--- Study material Enclosed Below ---

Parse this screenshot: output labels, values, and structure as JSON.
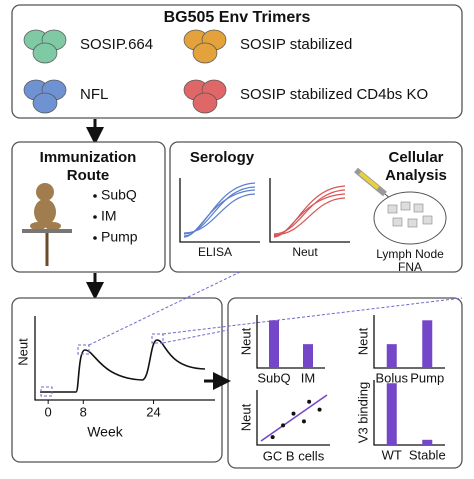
{
  "header": {
    "title": "BG505 Env Trimers"
  },
  "trimers": [
    {
      "label": "SOSIP.664",
      "color": "#7fc9a4"
    },
    {
      "label": "SOSIP stabilized",
      "color": "#e3a23c"
    },
    {
      "label": "NFL",
      "color": "#6f92d3"
    },
    {
      "label": "SOSIP stabilized CD4bs KO",
      "color": "#e06767"
    }
  ],
  "immunization": {
    "title_lines": [
      "Immunization",
      "Route"
    ],
    "items": [
      "SubQ",
      "IM",
      "Pump"
    ]
  },
  "serology": {
    "title": "Serology",
    "panels": [
      "ELISA",
      "Neut"
    ]
  },
  "cellular": {
    "title_lines": [
      "Cellular",
      "Analysis"
    ],
    "label_lines": [
      "Lymph Node",
      "FNA"
    ]
  },
  "timeline": {
    "y_label": "Neut",
    "x_label": "Week",
    "xlim": [
      -3,
      38
    ],
    "xticks": [
      0,
      8,
      24
    ]
  },
  "results": [
    {
      "type": "bar",
      "y_label": "Neut",
      "categories": [
        "SubQ",
        "IM"
      ],
      "values": [
        0.9,
        0.45
      ],
      "ylim": [
        0,
        1
      ],
      "color": "#7447c9"
    },
    {
      "type": "bar",
      "y_label": "Neut",
      "categories": [
        "Bolus",
        "Pump"
      ],
      "values": [
        0.45,
        0.9
      ],
      "ylim": [
        0,
        1
      ],
      "color": "#7447c9"
    },
    {
      "type": "scatter",
      "y_label": "Neut",
      "x_label": "GC B cells",
      "x": [
        1.5,
        2.5,
        3.5,
        4.5,
        5,
        6
      ],
      "y": [
        1,
        2.5,
        4,
        3,
        5.5,
        4.5
      ],
      "xlim": [
        0,
        7
      ],
      "ylim": [
        0,
        7
      ],
      "color": "#7447c9"
    },
    {
      "type": "bar",
      "y_label": "V3 binding",
      "categories": [
        "WT",
        "Stable"
      ],
      "values": [
        0.95,
        0.08
      ],
      "ylim": [
        0,
        1
      ],
      "color": "#7447c9"
    }
  ]
}
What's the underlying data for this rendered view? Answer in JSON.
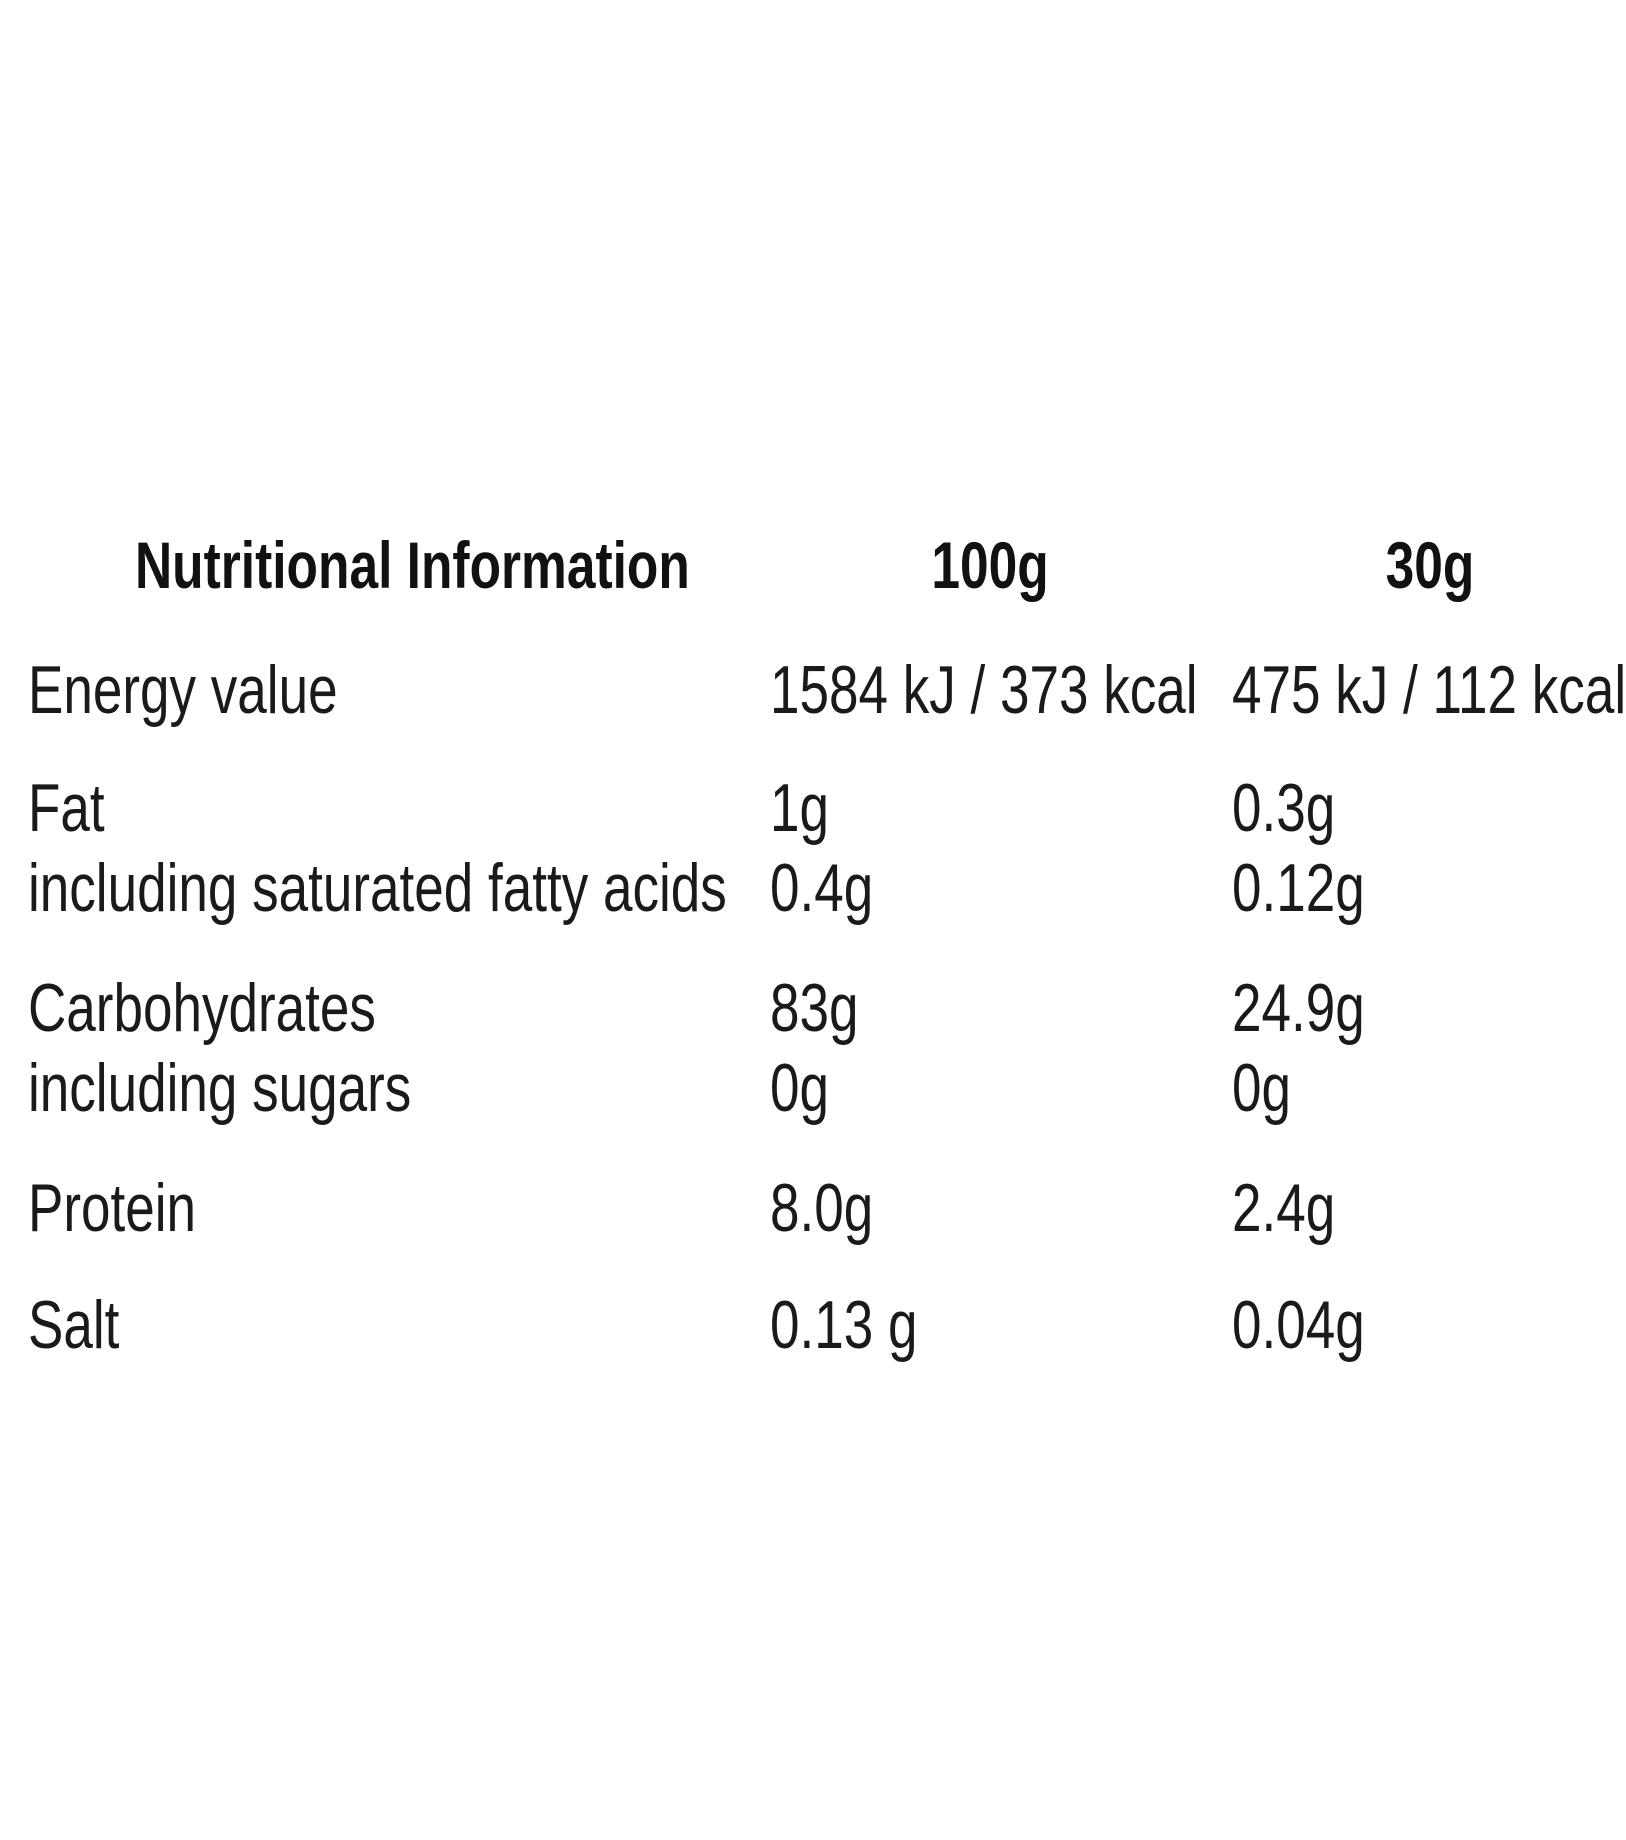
{
  "headers": [
    "Nutritional Information",
    "100g",
    "30g"
  ],
  "rows": [
    {
      "label": "Energy value",
      "per100g": "1584 kJ / 373 kcal",
      "per30g": "475 kJ / 112 kcal"
    },
    {
      "label": "Fat",
      "per100g": "1g",
      "per30g": "0.3g"
    },
    {
      "label": "including saturated fatty acids",
      "per100g": "0.4g",
      "per30g": "0.12g"
    },
    {
      "label": "Carbohydrates",
      "per100g": "83g",
      "per30g": "24.9g"
    },
    {
      "label": "including sugars",
      "per100g": "0g",
      "per30g": "0g"
    },
    {
      "label": "Protein",
      "per100g": "8.0g",
      "per30g": "2.4g"
    },
    {
      "label": "Salt",
      "per100g": "0.13 g",
      "per30g": "0.04g"
    }
  ]
}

--- End of Enclosed Study material ---

**Assignment:**
Your answer should be each line of the data that contains the word "this", copied as it stands.

**Written answer:**
Parse this screenshot: output labels, values, and structure as JSON.
What's the underlying data for this rendered view? Answer in JSON.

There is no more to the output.